§ **Directive**: Present the following entries again, word for word and in full.

— START Rows —

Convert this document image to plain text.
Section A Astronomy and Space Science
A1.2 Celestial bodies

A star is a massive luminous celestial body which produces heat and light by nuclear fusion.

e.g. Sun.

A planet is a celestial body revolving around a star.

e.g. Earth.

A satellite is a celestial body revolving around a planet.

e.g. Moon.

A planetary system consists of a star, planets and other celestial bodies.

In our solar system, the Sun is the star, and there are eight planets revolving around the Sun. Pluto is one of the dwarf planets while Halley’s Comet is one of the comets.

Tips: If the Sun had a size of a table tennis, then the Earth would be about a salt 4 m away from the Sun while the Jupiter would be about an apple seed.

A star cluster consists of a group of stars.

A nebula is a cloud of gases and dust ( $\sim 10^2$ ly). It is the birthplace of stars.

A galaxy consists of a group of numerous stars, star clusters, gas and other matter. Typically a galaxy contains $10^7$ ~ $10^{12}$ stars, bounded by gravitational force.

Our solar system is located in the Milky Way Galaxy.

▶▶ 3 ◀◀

— END Rows —

§ **Result**:
Convert this document image to plain text.
Section A Astronomy and Space Science
A1.2 Celestial bodies

A star is a massive luminous celestial body which produces heat and light by nuclear fusion.

e.g. Sun.

A planet is a celestial body revolving around a star.

e.g. Earth.

A satellite is a celestial body revolving around a planet.

e.g. Moon.

A planetary system consists of a star, planets and other celestial bodies.

In our solar system, the Sun is the star, and there are eight planets revolving around the Sun. Pluto is one of the dwarf planets while Halley’s Comet is one of the comets.

Tips: If the Sun had a size of a table tennis, then the Earth would be about a salt 4 m away from the Sun while the Jupiter would be about an apple seed.

A star cluster consists of a group of stars.

A nebula is a cloud of gases and dust ( $\sim 10^2$ ly). It is the birthplace of stars.

A galaxy consists of a group of numerous stars, star clusters, gas and other matter. Typically a galaxy contains $10^7$ ~ $10^{12}$ stars, bounded by gravitational force.

Our solar system is located in the Milky Way Galaxy.

▶▶ 3 ◀◀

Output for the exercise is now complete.